### WORK REQUIRED
Print the entries below in their entirety, exactly as they are written.

-------

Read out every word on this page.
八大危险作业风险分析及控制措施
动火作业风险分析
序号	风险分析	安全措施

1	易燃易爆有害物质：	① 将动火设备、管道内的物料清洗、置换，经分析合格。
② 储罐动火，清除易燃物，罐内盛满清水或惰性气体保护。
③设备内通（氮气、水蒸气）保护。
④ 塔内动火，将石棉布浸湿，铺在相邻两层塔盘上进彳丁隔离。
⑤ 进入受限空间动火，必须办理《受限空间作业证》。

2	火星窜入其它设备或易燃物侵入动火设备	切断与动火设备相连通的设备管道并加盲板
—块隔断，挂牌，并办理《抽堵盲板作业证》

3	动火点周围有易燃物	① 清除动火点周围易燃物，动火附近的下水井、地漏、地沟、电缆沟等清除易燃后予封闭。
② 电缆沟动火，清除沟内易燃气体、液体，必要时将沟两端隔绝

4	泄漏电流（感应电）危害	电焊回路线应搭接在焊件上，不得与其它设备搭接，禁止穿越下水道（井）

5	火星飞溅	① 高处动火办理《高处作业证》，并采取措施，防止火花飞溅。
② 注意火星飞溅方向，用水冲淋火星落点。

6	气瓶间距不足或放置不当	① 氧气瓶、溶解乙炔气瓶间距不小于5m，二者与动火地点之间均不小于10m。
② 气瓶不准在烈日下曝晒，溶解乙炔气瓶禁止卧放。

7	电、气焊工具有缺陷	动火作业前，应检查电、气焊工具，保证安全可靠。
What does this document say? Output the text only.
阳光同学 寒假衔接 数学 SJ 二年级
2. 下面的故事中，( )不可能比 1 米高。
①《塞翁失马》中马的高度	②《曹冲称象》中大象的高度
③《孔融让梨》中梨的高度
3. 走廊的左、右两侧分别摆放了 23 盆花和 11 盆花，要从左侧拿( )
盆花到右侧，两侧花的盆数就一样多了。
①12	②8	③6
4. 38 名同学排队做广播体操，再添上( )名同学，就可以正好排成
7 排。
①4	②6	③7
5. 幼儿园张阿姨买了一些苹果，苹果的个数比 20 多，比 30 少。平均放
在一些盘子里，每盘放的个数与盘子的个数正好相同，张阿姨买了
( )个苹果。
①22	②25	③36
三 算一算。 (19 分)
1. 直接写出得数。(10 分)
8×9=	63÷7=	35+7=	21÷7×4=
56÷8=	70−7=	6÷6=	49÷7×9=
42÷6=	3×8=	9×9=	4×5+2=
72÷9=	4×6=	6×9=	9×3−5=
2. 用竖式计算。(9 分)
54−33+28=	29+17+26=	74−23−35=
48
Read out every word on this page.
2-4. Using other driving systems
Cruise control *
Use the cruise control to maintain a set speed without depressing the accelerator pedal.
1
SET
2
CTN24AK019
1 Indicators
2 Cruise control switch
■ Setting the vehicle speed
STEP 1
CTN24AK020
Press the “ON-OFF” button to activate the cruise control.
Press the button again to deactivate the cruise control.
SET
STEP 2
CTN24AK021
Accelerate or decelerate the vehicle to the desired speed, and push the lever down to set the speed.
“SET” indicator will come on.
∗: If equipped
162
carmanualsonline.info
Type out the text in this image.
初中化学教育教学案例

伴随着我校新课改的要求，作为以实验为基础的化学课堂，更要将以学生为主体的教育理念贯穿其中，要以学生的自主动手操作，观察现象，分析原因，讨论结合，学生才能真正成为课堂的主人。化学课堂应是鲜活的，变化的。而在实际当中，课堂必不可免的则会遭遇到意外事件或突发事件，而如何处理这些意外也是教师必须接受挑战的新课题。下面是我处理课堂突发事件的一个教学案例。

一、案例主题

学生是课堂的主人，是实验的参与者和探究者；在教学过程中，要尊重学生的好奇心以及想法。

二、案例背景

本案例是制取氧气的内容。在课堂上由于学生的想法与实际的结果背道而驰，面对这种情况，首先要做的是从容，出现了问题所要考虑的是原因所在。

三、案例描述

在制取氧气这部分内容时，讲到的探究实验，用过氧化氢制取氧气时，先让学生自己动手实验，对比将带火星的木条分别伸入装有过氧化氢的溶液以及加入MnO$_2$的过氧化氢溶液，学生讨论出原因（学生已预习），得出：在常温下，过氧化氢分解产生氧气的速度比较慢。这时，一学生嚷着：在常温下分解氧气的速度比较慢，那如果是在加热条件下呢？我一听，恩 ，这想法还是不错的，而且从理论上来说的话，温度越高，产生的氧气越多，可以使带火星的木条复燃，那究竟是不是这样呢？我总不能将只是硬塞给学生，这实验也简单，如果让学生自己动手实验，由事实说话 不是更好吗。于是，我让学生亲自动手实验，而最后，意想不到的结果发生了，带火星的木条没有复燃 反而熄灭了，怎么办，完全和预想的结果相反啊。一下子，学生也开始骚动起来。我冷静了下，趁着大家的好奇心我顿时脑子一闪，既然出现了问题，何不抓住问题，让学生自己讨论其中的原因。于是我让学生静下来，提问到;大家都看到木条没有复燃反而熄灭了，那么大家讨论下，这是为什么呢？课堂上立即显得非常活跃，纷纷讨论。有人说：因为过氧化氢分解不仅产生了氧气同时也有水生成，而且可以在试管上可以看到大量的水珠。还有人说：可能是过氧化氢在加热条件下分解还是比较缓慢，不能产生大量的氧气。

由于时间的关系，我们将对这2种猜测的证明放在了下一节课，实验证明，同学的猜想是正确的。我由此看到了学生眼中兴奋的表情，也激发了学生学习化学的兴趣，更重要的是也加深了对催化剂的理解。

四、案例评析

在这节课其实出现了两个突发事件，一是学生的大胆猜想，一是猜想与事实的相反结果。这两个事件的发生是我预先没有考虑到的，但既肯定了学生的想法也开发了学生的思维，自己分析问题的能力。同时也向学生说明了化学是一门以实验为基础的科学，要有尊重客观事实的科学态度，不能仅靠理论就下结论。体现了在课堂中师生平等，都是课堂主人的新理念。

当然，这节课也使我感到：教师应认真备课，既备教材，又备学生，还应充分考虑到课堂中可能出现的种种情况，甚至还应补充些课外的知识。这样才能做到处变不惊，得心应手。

-------

### EXPECTED ANSWER
Read out every word on this page.
八大危险作业风险分析及控制措施
动火作业风险分析
序号	风险分析	安全措施

1	易燃易爆有害物质：	① 将动火设备、管道内的物料清洗、置换，经分析合格。
② 储罐动火，清除易燃物，罐内盛满清水或惰性气体保护。
③设备内通（氮气、水蒸气）保护。
④ 塔内动火，将石棉布浸湿，铺在相邻两层塔盘上进彳丁隔离。
⑤ 进入受限空间动火，必须办理《受限空间作业证》。

2	火星窜入其它设备或易燃物侵入动火设备	切断与动火设备相连通的设备管道并加盲板
—块隔断，挂牌，并办理《抽堵盲板作业证》

3	动火点周围有易燃物	① 清除动火点周围易燃物，动火附近的下水井、地漏、地沟、电缆沟等清除易燃后予封闭。
② 电缆沟动火，清除沟内易燃气体、液体，必要时将沟两端隔绝

4	泄漏电流（感应电）危害	电焊回路线应搭接在焊件上，不得与其它设备搭接，禁止穿越下水道（井）

5	火星飞溅	① 高处动火办理《高处作业证》，并采取措施，防止火花飞溅。
② 注意火星飞溅方向，用水冲淋火星落点。

6	气瓶间距不足或放置不当	① 氧气瓶、溶解乙炔气瓶间距不小于5m，二者与动火地点之间均不小于10m。
② 气瓶不准在烈日下曝晒，溶解乙炔气瓶禁止卧放。

7	电、气焊工具有缺陷	动火作业前，应检查电、气焊工具，保证安全可靠。
What does this document say? Output the text only.
阳光同学 寒假衔接 数学 SJ 二年级
2. 下面的故事中，( )不可能比 1 米高。
①《塞翁失马》中马的高度	②《曹冲称象》中大象的高度
③《孔融让梨》中梨的高度
3. 走廊的左、右两侧分别摆放了 23 盆花和 11 盆花，要从左侧拿( )
盆花到右侧，两侧花的盆数就一样多了。
①12	②8	③6
4. 38 名同学排队做广播体操，再添上( )名同学，就可以正好排成
7 排。
①4	②6	③7
5. 幼儿园张阿姨买了一些苹果，苹果的个数比 20 多，比 30 少。平均放
在一些盘子里，每盘放的个数与盘子的个数正好相同，张阿姨买了
( )个苹果。
①22	②25	③36
三 算一算。 (19 分)
1. 直接写出得数。(10 分)
8×9=	63÷7=	35+7=	21÷7×4=
56÷8=	70−7=	6÷6=	49÷7×9=
42÷6=	3×8=	9×9=	4×5+2=
72÷9=	4×6=	6×9=	9×3−5=
2. 用竖式计算。(9 分)
54−33+28=	29+17+26=	74−23−35=
48
Read out every word on this page.
2-4. Using other driving systems
Cruise control *
Use the cruise control to maintain a set speed without depressing the accelerator pedal.
1
SET
2
CTN24AK019
1 Indicators
2 Cruise control switch
■ Setting the vehicle speed
STEP 1
CTN24AK020
Press the “ON-OFF” button to activate the cruise control.
Press the button again to deactivate the cruise control.
SET
STEP 2
CTN24AK021
Accelerate or decelerate the vehicle to the desired speed, and push the lever down to set the speed.
“SET” indicator will come on.
∗: If equipped
162
carmanualsonline.info
Type out the text in this image.
初中化学教育教学案例

伴随着我校新课改的要求，作为以实验为基础的化学课堂，更要将以学生为主体的教育理念贯穿其中，要以学生的自主动手操作，观察现象，分析原因，讨论结合，学生才能真正成为课堂的主人。化学课堂应是鲜活的，变化的。而在实际当中，课堂必不可免的则会遭遇到意外事件或突发事件，而如何处理这些意外也是教师必须接受挑战的新课题。下面是我处理课堂突发事件的一个教学案例。

一、案例主题

学生是课堂的主人，是实验的参与者和探究者；在教学过程中，要尊重学生的好奇心以及想法。

二、案例背景

本案例是制取氧气的内容。在课堂上由于学生的想法与实际的结果背道而驰，面对这种情况，首先要做的是从容，出现了问题所要考虑的是原因所在。

三、案例描述

在制取氧气这部分内容时，讲到的探究实验，用过氧化氢制取氧气时，先让学生自己动手实验，对比将带火星的木条分别伸入装有过氧化氢的溶液以及加入MnO$_2$的过氧化氢溶液，学生讨论出原因（学生已预习），得出：在常温下，过氧化氢分解产生氧气的速度比较慢。这时，一学生嚷着：在常温下分解氧气的速度比较慢，那如果是在加热条件下呢？我一听，恩 ，这想法还是不错的，而且从理论上来说的话，温度越高，产生的氧气越多，可以使带火星的木条复燃，那究竟是不是这样呢？我总不能将只是硬塞给学生，这实验也简单，如果让学生自己动手实验，由事实说话 不是更好吗。于是，我让学生亲自动手实验，而最后，意想不到的结果发生了，带火星的木条没有复燃 反而熄灭了，怎么办，完全和预想的结果相反啊。一下子，学生也开始骚动起来。我冷静了下，趁着大家的好奇心我顿时脑子一闪，既然出现了问题，何不抓住问题，让学生自己讨论其中的原因。于是我让学生静下来，提问到;大家都看到木条没有复燃反而熄灭了，那么大家讨论下，这是为什么呢？课堂上立即显得非常活跃，纷纷讨论。有人说：因为过氧化氢分解不仅产生了氧气同时也有水生成，而且可以在试管上可以看到大量的水珠。还有人说：可能是过氧化氢在加热条件下分解还是比较缓慢，不能产生大量的氧气。

由于时间的关系，我们将对这2种猜测的证明放在了下一节课，实验证明，同学的猜想是正确的。我由此看到了学生眼中兴奋的表情，也激发了学生学习化学的兴趣，更重要的是也加深了对催化剂的理解。

四、案例评析

在这节课其实出现了两个突发事件，一是学生的大胆猜想，一是猜想与事实的相反结果。这两个事件的发生是我预先没有考虑到的，但既肯定了学生的想法也开发了学生的思维，自己分析问题的能力。同时也向学生说明了化学是一门以实验为基础的科学，要有尊重客观事实的科学态度，不能仅靠理论就下结论。体现了在课堂中师生平等，都是课堂主人的新理念。

当然，这节课也使我感到：教师应认真备课，既备教材，又备学生，还应充分考虑到课堂中可能出现的种种情况，甚至还应补充些课外的知识。这样才能做到处变不惊，得心应手。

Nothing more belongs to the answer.